### WHAT YOU HAVE TO DO
Copy out, from the entries below, each line holding the string "text".

>> Start

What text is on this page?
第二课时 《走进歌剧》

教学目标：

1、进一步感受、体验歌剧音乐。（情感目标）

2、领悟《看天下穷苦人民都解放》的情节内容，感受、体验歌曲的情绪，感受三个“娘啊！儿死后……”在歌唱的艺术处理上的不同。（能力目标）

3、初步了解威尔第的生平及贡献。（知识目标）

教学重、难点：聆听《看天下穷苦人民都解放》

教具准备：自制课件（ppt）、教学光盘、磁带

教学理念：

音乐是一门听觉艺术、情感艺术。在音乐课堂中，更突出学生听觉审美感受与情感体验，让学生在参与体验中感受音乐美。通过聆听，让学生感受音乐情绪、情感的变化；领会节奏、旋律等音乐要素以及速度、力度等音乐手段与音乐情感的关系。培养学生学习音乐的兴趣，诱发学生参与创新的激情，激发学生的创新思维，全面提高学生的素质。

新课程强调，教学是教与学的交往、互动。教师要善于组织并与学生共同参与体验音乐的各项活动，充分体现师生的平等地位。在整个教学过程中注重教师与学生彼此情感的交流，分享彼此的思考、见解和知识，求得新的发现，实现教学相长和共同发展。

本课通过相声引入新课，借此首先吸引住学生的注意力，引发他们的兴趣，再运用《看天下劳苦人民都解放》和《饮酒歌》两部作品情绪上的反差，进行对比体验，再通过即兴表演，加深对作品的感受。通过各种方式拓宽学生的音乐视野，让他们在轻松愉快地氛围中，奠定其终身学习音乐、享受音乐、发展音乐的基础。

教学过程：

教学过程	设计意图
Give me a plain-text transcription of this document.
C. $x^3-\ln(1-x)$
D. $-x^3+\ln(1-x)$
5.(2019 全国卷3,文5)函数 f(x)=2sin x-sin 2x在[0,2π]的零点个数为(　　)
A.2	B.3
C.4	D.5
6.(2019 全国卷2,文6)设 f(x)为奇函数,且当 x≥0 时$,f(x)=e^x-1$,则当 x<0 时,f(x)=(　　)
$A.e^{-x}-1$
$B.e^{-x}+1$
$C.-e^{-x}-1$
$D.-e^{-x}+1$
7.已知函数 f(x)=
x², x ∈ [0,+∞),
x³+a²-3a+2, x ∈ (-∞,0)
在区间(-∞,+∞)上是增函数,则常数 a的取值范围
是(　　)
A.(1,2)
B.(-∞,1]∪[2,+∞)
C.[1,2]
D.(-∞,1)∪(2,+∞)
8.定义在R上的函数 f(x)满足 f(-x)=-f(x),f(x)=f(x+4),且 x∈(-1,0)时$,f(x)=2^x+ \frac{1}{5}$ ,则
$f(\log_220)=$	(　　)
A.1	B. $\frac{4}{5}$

>> End

### THE RESULT
What text is on this page?
Give me a plain-text transcription of this document.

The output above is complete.